[Collected data]
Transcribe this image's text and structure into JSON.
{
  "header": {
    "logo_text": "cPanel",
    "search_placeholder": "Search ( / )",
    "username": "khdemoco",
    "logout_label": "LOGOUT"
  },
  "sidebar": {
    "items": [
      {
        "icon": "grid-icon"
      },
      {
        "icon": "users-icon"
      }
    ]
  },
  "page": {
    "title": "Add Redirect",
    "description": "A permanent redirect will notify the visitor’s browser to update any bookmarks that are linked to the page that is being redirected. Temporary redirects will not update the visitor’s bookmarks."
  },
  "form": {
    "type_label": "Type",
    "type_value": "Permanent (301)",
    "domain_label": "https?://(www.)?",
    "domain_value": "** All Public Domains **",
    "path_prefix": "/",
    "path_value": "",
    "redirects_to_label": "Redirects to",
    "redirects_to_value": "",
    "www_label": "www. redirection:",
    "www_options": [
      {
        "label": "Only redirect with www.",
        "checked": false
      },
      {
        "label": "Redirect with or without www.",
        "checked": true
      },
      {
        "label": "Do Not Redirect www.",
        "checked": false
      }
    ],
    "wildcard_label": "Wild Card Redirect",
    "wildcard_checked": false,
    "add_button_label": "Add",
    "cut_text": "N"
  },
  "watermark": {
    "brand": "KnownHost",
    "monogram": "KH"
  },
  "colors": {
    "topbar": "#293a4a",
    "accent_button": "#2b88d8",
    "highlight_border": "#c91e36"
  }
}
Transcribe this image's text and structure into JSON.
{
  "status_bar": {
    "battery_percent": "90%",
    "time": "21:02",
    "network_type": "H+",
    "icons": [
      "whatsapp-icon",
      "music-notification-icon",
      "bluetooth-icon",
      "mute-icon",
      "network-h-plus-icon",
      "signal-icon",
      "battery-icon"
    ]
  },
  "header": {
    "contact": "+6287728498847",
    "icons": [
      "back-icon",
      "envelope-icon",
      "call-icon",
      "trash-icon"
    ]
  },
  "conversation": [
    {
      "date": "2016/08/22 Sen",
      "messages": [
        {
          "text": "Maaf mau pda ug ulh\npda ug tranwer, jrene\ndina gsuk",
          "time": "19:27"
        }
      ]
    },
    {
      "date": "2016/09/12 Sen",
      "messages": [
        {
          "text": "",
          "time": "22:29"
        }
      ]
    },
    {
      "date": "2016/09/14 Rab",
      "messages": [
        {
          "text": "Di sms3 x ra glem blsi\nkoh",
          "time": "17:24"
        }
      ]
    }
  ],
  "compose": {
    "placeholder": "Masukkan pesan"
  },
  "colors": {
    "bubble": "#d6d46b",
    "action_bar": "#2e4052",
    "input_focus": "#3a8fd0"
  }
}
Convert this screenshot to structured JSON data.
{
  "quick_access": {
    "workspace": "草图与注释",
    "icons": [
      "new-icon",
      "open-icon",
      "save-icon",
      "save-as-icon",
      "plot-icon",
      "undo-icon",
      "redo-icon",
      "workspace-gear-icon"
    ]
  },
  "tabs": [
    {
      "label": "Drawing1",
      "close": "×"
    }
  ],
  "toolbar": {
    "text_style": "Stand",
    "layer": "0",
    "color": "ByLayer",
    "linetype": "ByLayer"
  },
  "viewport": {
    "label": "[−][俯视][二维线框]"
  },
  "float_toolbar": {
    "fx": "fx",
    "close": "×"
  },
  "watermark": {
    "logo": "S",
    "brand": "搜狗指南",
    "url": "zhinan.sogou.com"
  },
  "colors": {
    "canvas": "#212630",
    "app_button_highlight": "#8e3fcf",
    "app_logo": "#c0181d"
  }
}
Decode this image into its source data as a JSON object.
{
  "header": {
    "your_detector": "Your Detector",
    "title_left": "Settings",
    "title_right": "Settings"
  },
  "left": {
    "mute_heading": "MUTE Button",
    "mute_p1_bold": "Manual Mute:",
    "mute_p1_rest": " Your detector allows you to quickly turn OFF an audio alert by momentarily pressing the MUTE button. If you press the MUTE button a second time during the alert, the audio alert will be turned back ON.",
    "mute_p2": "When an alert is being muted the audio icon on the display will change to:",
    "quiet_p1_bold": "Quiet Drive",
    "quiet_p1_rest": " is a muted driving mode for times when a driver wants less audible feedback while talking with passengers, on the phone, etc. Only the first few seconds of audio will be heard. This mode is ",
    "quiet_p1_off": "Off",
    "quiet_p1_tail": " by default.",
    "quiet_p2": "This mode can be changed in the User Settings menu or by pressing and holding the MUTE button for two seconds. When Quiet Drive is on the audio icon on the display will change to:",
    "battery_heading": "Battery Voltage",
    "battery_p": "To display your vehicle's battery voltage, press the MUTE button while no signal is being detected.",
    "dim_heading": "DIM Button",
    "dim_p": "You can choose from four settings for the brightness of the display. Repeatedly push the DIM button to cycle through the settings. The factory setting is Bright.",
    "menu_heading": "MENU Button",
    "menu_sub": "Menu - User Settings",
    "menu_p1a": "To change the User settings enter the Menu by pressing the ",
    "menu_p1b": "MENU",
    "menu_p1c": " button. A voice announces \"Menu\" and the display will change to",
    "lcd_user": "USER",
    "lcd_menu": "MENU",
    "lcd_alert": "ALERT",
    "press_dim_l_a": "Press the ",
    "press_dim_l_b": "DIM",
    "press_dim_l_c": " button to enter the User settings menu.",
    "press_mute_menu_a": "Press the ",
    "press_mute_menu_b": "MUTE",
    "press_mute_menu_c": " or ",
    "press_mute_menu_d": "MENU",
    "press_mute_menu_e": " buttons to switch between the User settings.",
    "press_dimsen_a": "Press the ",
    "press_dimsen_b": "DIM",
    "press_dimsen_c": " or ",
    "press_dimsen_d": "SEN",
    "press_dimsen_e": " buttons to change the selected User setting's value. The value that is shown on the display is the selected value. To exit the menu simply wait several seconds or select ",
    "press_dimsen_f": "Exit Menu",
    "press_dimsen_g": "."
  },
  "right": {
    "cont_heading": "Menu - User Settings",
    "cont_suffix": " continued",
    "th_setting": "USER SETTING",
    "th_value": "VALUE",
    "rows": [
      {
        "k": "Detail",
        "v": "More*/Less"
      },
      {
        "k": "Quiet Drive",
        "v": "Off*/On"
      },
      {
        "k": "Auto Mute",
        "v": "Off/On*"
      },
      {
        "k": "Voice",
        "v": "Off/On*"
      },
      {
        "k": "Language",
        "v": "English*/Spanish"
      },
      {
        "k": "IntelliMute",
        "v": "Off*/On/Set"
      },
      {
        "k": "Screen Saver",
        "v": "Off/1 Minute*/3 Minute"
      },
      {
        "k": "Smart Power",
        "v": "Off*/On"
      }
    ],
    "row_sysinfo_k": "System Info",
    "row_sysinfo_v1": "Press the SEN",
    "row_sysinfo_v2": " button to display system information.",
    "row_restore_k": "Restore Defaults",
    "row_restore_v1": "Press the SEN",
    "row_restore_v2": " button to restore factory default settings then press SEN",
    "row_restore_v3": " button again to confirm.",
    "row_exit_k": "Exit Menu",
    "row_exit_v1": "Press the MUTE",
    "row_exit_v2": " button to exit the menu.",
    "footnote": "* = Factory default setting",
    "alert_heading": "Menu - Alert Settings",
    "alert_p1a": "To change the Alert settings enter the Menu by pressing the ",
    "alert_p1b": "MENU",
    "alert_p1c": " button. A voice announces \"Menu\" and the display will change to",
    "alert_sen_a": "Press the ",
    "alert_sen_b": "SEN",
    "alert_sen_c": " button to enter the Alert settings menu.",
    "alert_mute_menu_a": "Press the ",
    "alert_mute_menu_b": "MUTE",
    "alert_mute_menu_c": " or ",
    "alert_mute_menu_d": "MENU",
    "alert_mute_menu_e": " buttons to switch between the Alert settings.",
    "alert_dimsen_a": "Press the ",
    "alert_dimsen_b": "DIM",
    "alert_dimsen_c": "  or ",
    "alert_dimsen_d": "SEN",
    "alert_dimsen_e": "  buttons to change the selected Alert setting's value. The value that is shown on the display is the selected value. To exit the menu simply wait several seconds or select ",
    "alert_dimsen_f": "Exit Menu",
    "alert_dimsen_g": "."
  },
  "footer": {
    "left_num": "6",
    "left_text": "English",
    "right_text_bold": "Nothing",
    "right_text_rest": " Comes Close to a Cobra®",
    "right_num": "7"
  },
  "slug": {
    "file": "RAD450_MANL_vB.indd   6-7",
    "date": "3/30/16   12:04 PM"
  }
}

What to work on: Lines containing the word "with" must all be returned from the material above.

Correct output:
        "label": "Only redirect with www.",
        "label": "Redirect with or without www.",
    "quiet_p1_rest": " is a muted driving mode for times when a driver wants less audible feedback while talking with passengers, on the phone, etc. Only the first few seconds of audio will be heard. This mode is ",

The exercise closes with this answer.